Source material:
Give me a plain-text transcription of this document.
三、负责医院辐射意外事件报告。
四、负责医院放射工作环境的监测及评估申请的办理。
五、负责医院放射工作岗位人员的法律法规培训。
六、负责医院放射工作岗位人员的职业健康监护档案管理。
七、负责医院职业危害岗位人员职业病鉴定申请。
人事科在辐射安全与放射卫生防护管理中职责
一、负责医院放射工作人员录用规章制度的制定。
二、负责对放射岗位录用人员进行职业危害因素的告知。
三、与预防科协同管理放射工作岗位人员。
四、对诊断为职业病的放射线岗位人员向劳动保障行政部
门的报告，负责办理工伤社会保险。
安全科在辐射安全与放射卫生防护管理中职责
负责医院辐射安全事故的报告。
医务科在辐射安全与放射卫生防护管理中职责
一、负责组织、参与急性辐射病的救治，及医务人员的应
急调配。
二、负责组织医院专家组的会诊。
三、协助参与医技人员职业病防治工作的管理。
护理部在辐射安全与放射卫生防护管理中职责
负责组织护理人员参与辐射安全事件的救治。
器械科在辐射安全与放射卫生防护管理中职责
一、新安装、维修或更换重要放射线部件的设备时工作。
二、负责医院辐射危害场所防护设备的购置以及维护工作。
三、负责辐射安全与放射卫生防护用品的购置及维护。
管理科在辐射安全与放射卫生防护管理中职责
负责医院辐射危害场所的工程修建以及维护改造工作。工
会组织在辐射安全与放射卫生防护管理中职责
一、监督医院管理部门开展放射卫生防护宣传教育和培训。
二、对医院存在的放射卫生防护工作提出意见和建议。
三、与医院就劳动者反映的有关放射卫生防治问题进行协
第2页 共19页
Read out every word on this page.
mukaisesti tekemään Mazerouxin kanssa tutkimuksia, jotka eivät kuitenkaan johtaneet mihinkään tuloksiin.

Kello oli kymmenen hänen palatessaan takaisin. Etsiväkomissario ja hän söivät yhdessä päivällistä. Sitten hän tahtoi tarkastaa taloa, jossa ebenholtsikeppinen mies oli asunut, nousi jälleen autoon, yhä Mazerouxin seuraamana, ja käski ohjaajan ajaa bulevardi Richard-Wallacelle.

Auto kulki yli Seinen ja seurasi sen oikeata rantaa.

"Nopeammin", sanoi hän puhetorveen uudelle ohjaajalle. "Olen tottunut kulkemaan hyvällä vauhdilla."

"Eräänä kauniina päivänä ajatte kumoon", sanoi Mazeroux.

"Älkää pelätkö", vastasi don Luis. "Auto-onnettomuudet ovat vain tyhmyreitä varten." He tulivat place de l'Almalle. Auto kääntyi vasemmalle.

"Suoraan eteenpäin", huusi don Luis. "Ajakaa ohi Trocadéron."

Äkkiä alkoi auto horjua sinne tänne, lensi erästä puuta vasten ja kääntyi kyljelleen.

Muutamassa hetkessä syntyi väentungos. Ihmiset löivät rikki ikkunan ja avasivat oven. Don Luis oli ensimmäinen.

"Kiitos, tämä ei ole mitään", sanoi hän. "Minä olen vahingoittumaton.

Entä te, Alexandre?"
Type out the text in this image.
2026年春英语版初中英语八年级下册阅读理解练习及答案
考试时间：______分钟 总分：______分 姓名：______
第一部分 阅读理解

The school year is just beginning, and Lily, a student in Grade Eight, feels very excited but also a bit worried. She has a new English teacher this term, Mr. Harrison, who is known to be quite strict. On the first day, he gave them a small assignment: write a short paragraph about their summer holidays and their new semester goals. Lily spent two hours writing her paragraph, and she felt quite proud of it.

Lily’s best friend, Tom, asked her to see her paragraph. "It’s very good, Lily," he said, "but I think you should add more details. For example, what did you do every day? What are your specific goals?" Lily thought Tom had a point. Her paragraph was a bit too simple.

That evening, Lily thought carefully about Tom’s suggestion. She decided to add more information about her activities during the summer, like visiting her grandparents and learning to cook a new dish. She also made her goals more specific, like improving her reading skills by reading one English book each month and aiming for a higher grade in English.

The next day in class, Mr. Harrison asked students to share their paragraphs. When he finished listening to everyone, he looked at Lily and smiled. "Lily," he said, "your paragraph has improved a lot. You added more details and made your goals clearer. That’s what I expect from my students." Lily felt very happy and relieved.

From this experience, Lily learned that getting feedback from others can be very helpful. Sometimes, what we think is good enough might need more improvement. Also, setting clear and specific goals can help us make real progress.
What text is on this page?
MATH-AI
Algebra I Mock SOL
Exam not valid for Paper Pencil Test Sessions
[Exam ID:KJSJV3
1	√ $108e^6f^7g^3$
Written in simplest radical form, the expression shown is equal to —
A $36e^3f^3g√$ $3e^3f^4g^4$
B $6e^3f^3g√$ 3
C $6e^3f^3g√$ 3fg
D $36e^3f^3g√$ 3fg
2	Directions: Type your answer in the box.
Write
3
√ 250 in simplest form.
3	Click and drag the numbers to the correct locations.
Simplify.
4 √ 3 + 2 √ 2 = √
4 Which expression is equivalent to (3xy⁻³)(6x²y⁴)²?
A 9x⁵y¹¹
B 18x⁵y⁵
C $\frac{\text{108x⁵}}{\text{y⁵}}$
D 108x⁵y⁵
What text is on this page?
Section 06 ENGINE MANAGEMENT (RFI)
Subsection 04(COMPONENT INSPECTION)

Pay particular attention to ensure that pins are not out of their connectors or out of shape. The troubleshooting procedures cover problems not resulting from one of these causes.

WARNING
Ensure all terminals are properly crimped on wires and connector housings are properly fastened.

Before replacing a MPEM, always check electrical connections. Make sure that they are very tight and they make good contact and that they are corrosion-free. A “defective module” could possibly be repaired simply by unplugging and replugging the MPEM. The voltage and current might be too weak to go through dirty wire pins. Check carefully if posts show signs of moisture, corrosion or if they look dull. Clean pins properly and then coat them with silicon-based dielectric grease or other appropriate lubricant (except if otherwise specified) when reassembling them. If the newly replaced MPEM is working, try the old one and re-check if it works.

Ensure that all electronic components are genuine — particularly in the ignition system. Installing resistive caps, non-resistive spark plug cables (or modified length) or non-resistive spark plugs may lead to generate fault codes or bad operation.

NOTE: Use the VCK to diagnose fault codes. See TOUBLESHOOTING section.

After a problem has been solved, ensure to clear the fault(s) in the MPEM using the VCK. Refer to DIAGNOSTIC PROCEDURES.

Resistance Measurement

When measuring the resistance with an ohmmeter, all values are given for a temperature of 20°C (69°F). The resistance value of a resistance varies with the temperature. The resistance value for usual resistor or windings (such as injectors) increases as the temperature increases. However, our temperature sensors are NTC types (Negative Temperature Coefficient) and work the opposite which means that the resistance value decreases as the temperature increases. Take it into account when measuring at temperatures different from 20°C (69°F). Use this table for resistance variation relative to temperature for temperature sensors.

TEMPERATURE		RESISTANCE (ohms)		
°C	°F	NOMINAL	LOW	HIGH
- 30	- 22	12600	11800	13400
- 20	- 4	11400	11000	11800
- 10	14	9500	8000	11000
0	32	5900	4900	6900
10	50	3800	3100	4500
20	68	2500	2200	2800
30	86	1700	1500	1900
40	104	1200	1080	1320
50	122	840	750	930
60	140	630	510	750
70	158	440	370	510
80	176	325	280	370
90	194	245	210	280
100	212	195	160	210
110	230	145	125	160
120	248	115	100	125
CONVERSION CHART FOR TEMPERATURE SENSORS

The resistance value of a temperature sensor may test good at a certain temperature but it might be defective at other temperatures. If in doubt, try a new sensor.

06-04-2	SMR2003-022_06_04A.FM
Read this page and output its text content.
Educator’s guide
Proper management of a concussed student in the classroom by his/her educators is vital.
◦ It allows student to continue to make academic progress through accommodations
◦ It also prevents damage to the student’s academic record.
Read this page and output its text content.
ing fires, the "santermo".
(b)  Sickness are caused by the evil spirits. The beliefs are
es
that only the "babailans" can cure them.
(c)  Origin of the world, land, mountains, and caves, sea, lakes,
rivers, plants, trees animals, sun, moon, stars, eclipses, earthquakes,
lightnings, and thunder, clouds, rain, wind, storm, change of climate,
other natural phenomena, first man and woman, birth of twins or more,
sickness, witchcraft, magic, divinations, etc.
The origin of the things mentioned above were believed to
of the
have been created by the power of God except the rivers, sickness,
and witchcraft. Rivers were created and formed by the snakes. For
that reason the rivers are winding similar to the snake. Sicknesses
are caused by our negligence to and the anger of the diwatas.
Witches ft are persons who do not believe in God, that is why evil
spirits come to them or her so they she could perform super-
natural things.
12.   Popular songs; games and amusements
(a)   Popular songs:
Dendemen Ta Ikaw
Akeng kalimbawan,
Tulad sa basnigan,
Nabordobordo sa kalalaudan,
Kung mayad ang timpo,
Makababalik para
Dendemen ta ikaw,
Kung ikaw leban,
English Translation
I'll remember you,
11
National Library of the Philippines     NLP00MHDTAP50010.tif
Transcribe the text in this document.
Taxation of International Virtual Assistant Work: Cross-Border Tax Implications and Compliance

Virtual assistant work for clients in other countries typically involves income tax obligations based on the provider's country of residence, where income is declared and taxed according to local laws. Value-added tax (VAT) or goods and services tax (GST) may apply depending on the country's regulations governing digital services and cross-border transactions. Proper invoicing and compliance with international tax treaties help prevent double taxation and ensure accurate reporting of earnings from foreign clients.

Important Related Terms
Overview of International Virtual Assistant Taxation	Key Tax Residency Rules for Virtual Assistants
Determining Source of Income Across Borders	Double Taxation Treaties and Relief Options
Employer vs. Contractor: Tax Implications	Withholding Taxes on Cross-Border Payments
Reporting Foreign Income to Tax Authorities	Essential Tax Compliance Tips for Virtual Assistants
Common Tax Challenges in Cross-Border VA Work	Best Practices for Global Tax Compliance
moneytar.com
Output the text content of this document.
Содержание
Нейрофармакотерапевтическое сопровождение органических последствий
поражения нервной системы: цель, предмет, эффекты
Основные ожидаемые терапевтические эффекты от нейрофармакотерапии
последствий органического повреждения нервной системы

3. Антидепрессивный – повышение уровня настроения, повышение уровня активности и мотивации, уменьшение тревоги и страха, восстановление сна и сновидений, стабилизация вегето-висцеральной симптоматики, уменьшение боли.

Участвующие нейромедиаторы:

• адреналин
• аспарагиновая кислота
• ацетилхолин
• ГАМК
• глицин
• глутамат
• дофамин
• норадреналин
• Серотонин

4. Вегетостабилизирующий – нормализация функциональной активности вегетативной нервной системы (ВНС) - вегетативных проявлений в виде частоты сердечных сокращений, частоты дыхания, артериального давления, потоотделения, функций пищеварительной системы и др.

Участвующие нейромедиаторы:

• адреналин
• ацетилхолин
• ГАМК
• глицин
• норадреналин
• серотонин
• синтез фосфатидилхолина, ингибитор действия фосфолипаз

Objective: Nothing but a number is needed here: how many lines hold the string "codes"?

Answer for this exercise: 2